- _Source data_
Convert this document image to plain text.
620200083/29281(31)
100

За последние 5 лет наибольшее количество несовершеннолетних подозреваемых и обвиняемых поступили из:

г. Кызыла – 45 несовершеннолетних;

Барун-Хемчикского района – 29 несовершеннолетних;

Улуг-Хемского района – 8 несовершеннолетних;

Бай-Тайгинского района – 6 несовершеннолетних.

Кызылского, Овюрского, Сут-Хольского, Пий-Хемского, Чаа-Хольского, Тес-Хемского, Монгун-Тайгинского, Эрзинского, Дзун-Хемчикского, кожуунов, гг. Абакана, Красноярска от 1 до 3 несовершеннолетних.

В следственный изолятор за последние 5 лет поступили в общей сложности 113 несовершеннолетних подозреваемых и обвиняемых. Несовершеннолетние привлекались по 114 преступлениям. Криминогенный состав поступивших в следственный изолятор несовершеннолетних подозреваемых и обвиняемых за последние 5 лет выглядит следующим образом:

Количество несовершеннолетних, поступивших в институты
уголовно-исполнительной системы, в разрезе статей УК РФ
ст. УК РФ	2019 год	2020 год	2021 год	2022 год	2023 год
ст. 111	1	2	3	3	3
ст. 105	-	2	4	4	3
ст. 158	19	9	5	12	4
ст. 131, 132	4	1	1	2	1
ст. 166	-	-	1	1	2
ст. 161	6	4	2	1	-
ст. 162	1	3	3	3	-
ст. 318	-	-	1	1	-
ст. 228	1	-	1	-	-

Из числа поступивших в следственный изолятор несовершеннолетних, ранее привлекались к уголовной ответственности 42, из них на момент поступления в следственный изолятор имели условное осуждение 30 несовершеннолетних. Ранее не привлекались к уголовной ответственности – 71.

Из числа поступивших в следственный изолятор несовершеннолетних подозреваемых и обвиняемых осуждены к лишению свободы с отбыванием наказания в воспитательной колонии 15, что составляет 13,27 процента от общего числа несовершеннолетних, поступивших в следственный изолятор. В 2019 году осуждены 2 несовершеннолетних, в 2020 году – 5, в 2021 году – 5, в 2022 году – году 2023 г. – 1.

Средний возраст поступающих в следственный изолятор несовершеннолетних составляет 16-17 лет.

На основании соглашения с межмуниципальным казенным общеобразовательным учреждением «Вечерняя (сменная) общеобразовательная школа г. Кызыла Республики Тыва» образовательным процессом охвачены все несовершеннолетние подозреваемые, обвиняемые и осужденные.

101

- _Your objective_
Note each line of the entries that has "Тайгинского" in it, and copy those lines.

- _Task answer_
Бай-Тайгинского района – 6 несовершеннолетних.
Кызылского, Овюрского, Сут-Хольского, Пий-Хемского, Чаа-Хольского, Тес-Хемского, Монгун-Тайгинского, Эрзинского, Дзун-Хемчикского, кожуунов, гг. Абакана, Красноярска от 1 до 3 несовершеннолетних.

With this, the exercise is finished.